Direction - Search the listing for the string "icon" and copy every line that contains it.
# Entries supplied start
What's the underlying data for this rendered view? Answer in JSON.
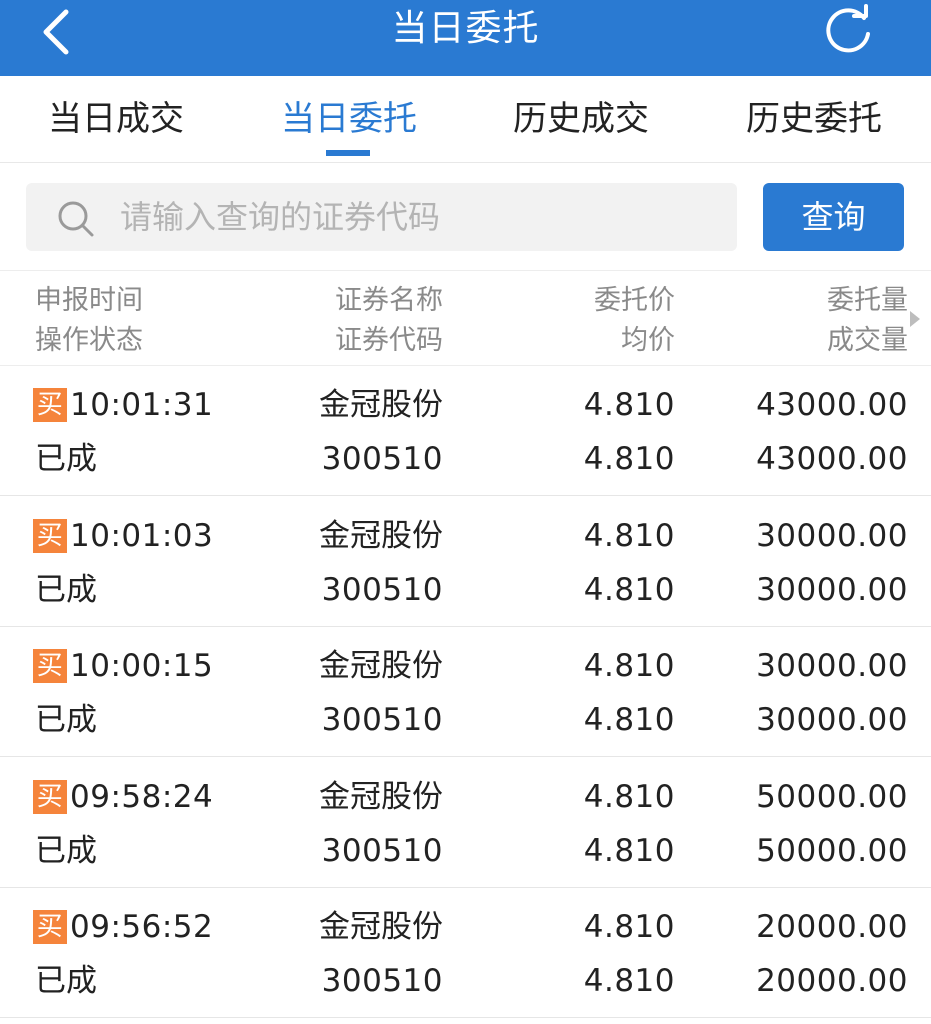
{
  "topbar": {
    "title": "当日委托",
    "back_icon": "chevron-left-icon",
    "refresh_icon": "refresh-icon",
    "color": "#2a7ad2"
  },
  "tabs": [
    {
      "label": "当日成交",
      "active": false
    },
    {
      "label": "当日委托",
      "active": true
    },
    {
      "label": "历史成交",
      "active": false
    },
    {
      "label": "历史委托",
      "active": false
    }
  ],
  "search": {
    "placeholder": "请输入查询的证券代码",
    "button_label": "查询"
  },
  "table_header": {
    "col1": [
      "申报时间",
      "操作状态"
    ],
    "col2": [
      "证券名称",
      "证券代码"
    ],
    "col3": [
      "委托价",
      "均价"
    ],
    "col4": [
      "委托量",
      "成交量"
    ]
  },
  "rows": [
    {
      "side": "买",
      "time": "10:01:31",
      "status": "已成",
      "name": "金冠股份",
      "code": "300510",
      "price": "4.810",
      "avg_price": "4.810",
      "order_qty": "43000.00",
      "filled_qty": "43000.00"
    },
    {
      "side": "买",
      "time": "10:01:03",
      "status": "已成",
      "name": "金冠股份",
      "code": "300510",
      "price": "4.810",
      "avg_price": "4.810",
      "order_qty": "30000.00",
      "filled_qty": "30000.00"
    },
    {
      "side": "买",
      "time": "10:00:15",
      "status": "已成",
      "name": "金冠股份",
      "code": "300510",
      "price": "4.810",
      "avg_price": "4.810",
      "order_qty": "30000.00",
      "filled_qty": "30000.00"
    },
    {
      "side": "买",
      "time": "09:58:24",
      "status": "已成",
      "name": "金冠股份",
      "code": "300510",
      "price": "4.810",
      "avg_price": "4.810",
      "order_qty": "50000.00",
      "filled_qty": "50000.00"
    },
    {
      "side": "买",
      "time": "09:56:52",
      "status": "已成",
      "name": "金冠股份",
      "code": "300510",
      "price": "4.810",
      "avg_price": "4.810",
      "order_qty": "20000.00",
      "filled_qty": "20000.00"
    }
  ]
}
# Entries supplied end
Reply -
    "back_icon": "chevron-left-icon",
    "refresh_icon": "refresh-icon",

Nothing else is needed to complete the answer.